• [WRITTEN INSTRUCTION]: Calculate how many lines in the following records hold the word "this", and report that number without comment.

• [GIVEN RECORDS]:
▽
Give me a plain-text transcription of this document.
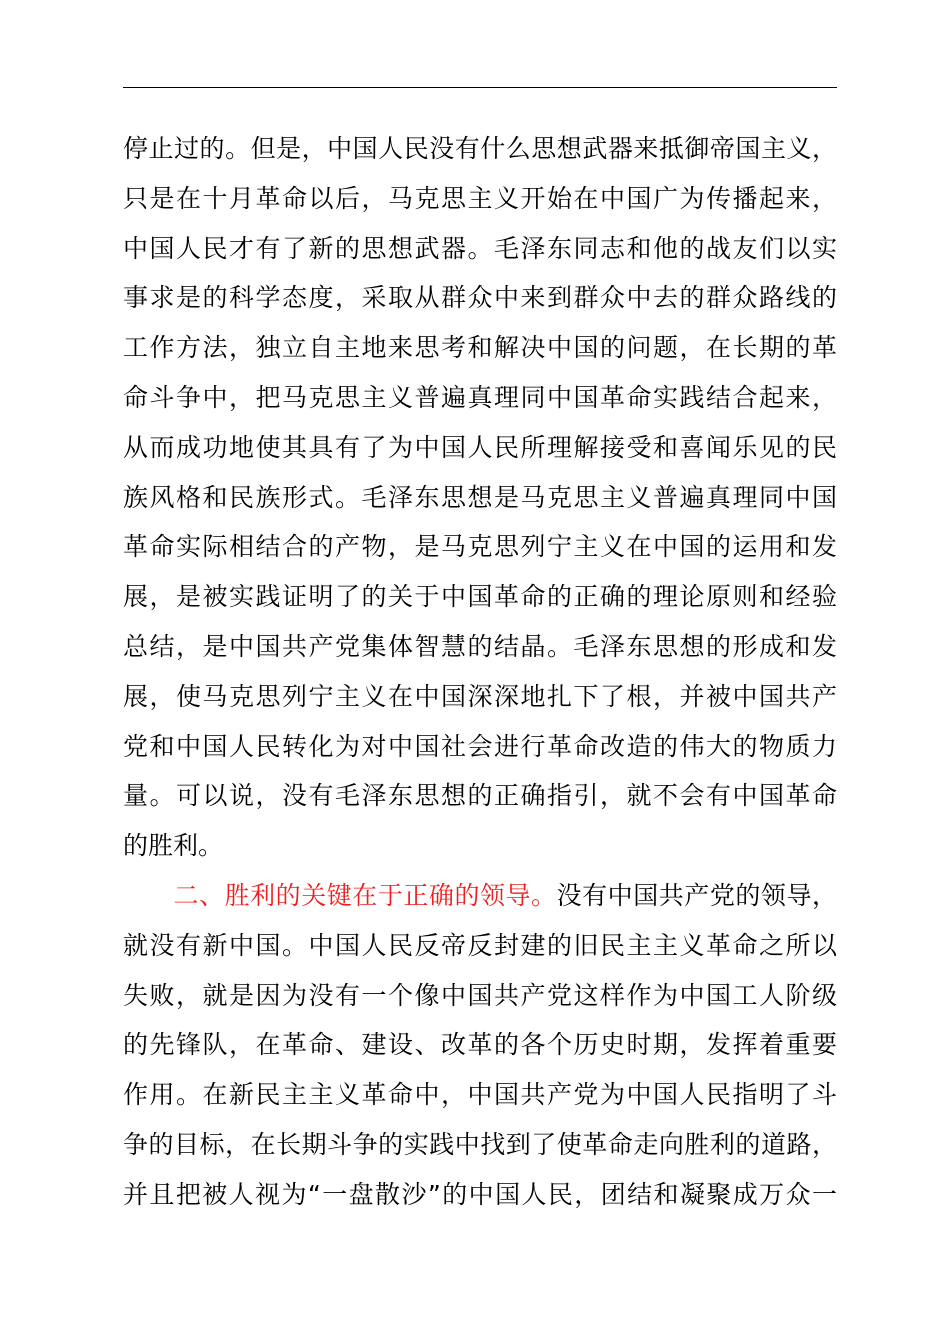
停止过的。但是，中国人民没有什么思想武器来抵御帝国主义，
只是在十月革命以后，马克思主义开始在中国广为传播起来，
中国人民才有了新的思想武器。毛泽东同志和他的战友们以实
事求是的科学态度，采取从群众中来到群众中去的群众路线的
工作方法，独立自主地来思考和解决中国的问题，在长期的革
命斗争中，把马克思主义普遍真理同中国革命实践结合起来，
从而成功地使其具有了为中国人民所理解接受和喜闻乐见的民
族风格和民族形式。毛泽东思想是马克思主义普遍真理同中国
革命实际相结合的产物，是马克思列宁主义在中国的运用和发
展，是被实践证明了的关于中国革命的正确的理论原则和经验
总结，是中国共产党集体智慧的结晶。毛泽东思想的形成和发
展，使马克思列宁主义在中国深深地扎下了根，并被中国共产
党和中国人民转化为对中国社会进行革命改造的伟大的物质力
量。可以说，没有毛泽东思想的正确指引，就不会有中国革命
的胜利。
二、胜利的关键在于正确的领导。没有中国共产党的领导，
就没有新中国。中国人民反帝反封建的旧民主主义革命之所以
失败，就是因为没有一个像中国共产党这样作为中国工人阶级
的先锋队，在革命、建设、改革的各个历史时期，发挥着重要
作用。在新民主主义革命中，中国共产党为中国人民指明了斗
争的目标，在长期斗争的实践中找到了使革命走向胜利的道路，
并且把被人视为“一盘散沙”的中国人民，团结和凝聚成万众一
△
▽
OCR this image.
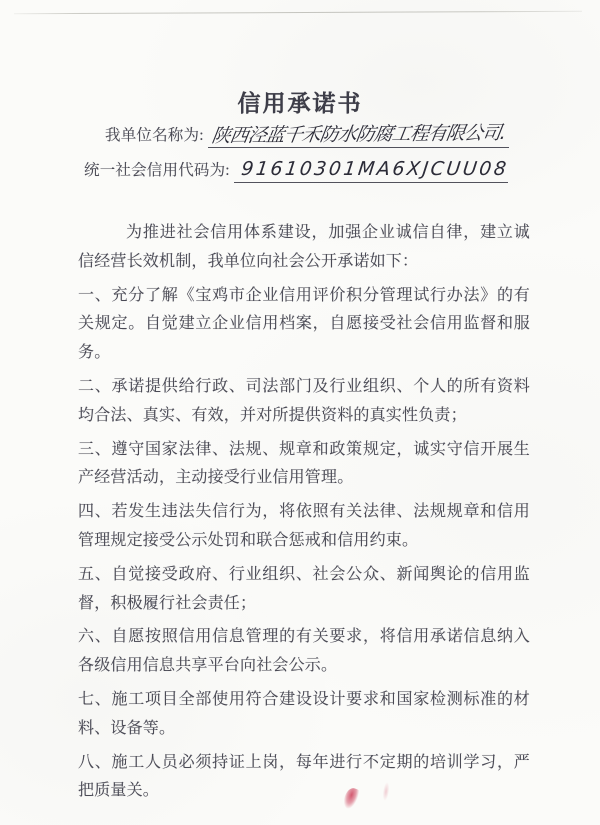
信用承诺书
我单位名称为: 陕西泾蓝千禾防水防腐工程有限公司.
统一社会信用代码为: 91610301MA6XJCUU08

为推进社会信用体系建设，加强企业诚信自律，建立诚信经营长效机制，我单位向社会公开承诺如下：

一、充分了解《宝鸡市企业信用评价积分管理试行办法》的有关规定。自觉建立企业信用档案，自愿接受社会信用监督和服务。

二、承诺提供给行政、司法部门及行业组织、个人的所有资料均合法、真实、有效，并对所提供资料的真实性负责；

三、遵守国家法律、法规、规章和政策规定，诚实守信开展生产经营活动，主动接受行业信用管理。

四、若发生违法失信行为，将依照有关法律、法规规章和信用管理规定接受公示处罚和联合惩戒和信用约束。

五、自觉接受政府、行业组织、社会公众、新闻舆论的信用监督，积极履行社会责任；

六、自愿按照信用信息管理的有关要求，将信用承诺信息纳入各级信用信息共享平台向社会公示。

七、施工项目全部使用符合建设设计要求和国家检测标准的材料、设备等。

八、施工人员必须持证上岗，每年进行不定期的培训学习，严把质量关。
△
• [SOLUTION BELOW]: 2